> [What is being asked]: How many lines of the data hold the word "endpoints"? State the number and nothing else.

[Records excerpted from a collection]
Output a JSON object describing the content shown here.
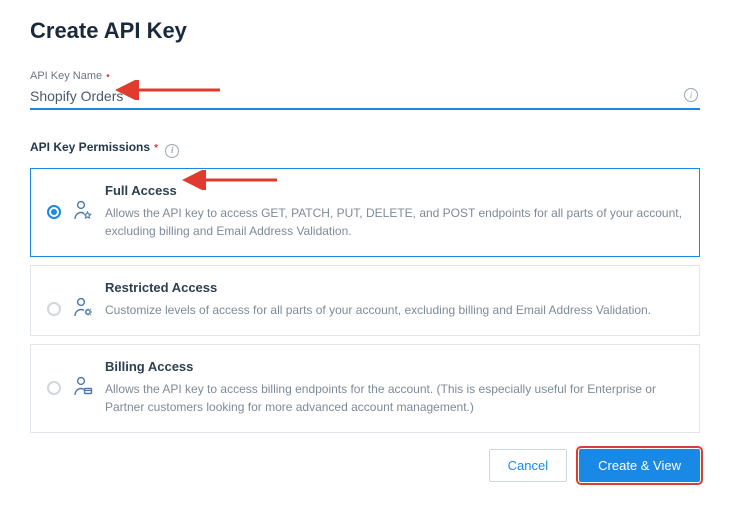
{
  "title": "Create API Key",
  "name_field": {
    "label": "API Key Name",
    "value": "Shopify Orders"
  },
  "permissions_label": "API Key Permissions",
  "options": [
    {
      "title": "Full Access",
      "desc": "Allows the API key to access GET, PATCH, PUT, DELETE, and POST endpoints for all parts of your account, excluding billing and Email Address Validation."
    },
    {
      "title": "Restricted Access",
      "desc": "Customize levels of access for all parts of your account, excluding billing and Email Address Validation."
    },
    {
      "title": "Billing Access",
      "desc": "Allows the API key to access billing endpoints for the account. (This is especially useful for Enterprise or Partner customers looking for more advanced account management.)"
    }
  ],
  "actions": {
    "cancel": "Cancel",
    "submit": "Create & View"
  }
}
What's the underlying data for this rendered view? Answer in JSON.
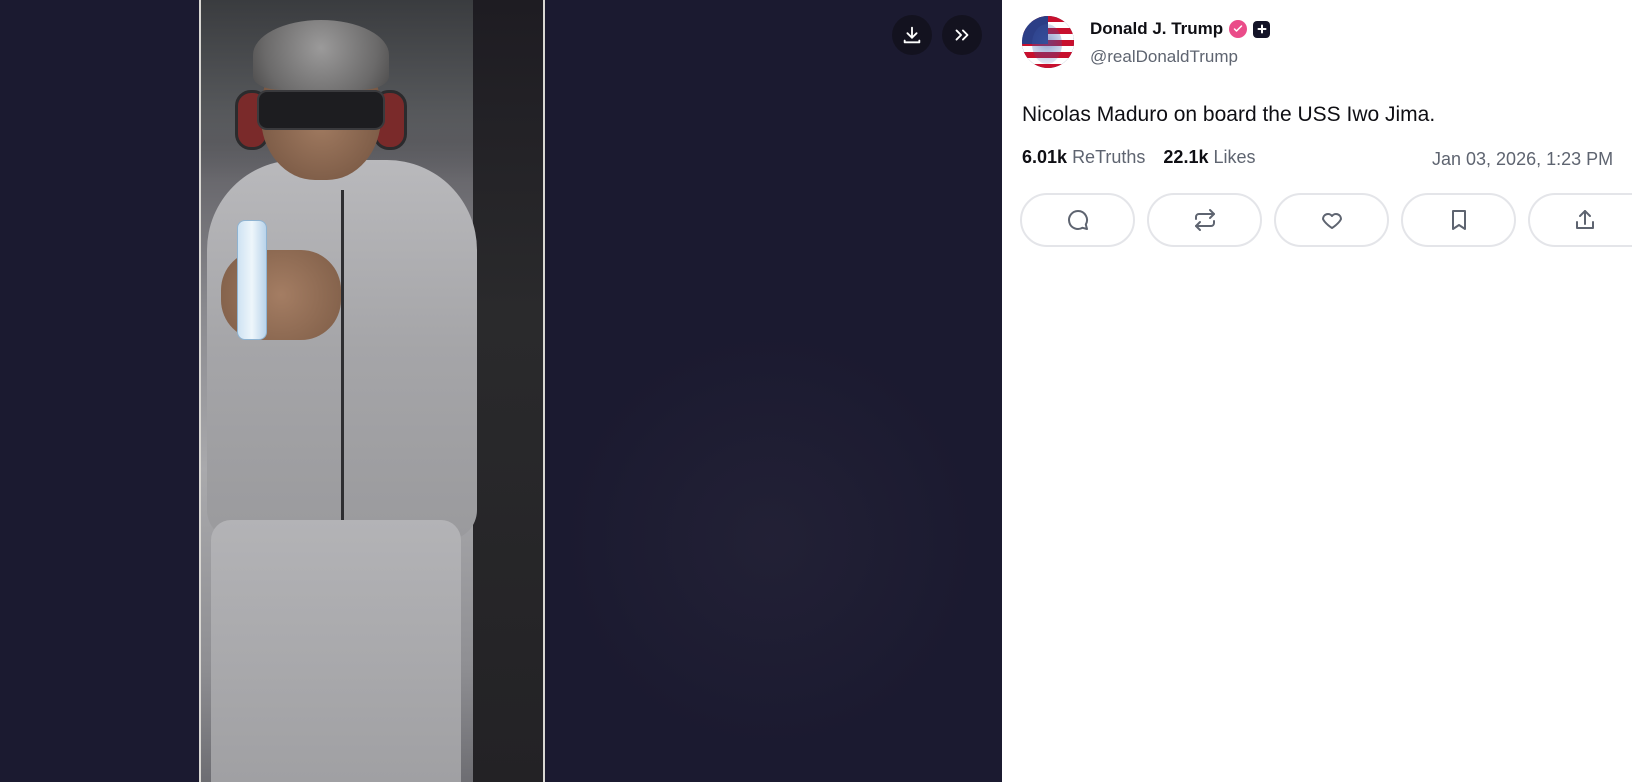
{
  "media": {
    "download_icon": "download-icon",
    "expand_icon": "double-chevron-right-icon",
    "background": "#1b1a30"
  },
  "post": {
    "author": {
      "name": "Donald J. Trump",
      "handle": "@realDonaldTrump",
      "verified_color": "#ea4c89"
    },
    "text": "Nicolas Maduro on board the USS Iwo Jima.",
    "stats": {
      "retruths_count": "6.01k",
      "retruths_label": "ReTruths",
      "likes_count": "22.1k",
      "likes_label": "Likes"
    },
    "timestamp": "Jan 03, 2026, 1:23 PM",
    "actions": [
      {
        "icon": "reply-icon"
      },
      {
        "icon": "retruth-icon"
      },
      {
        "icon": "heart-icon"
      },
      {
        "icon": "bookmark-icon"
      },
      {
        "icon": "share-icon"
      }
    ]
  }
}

> [Answer]: 2